» WHAT YOU HAVE TO DO:
Using the listing below, report all lines holding the word "кандидат".

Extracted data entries
========

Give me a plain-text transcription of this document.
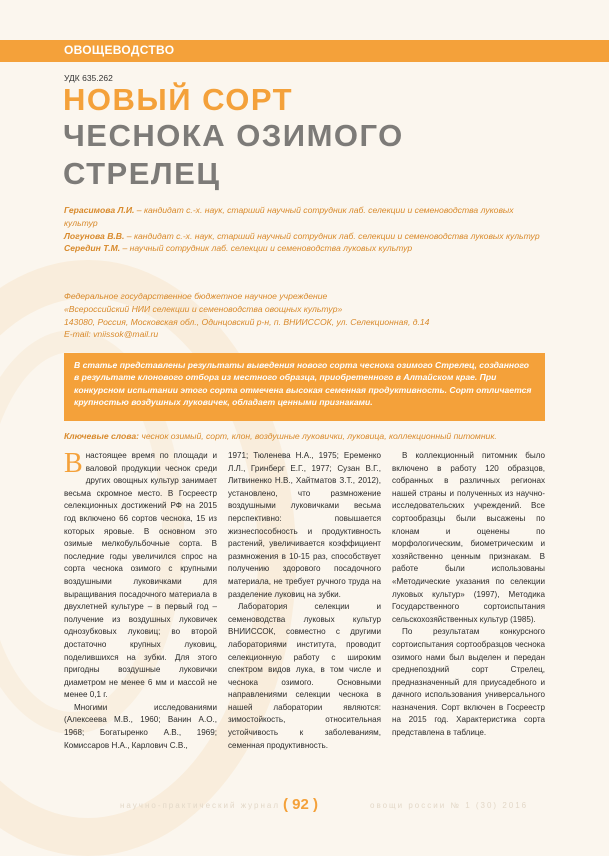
ОВОЩЕВОДСТВО
УДК 635.262
НОВЫЙ СОРТ
ЧЕСНОКА ОЗИМОГО СТРЕЛЕЦ
Герасимова Л.И. – кандидат с.-х. наук, старший научный сотрудник лаб. селекции и семеноводства луковых культур
Логунова В.В. – кандидат с.-х. наук, старший научный сотрудник лаб. селекции и семеноводства луковых культур
Середин Т.М. – научный сотрудник лаб. селекции и семеноводства луковых культур
Федеральное государственное бюджетное научное учреждение
«Всероссийский НИИ селекции и семеноводства овощных культур»
143080, Россия, Московская обл., Одинцовский р-н, п. ВНИИССОК, ул. Селекционная, д.14
E-mail: vniissok@mail.ru
В статье представлены результаты выведения нового сорта чеснока озимого Стрелец, созданного в результате клонового отбора из местного образца, приобретенного в Алтайском крае. При конкурсном испытании этого сорта отмечена высокая семенная продуктивность. Сорт отличается крупностью воздушных луковичек, обладает ценными признаками.
Ключевые слова: чеснок озимый, сорт, клон, воздушные луковички, луковица, коллекционный питомник.

В настоящее время по площади и валовой продукции чеснок среди других овощных культур занимает весьма скромное место. В Госреестр селекционных достижений РФ на 2015 год включено 66 сортов чеснока, 15 из которых яровые. В основном это озимые мелкобульбочные сорта. В последние годы увеличился спрос на сорта чеснока озимого с крупными воздушными луковичками для выращивания посадочного материала в двухлетней культуре – в первый год – получение из воздушных луковичек однозубковых луковиц; во второй достаточно крупных луковиц, поделившихся на зубки. Для этого пригодны воздушные луковички диаметром не менее 6 мм и массой не менее 0,1 г.

Многими исследованиями (Алексеева М.В., 1960; Ванин А.О., 1968; Богатыренко А.В., 1969; Комиссаров Н.А., Карлович С.В.,

1971; Тюленева Н.А., 1975; Еременко Л.Л., Гринберг Е.Г., 1977; Сузан В.Г., Литвиненко Н.В., Хайтматов З.Т., 2012), установлено, что размножение воздушными луковичками весьма перспективно: повышается жизнеспособность и продуктивность растений, увеличивается коэффициент размножения в 10-15 раз, способствует получению здорового посадочного материала, не требует ручного труда на разделение луковиц на зубки.

Лаборатория селекции и семеноводства луковых культур ВНИИССОК, совместно с другими лабораториями института, проводит селекционную работу с широким спектром видов лука, в том числе и чеснока озимого. Основными направлениями селекции чеснока в нашей лаборатории являются: зимостойкость, относительная устойчивость к заболеваниям, семенная продуктивность.

В коллекционный питомник было включено в работу 120 образцов, собранных в различных регионах нашей страны и полученных из научно-исследовательских учреждений. Все сортообразцы были высажены по клонам и оценены по морфологическим, биометрическим и хозяйственно ценным признакам. В работе были использованы «Методические указания по селекции луковых культур» (1997), Методика Государственного сортоиспытания сельскохозяйственных культур (1985).

По результатам конкурсного сортоиспытания сортообразцов чеснока озимого нами был выделен и передан среднепоздний сорт Стрелец, предназначенный для приусадебного и дачного использования универсального назначения. Сорт включен в Госреестр на 2015 год. Характеристика сорта представлена в таблице.

научно-практический журнал ( 92 )	овощи россии № 1 (30) 2016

========

» RESPONSE TO THE EXERCISE:
Герасимова Л.И. – кандидат с.-х. наук, старший научный сотрудник лаб. селекции и семеноводства луковых культур
Логунова В.В. – кандидат с.-х. наук, старший научный сотрудник лаб. селекции и семеноводства луковых культур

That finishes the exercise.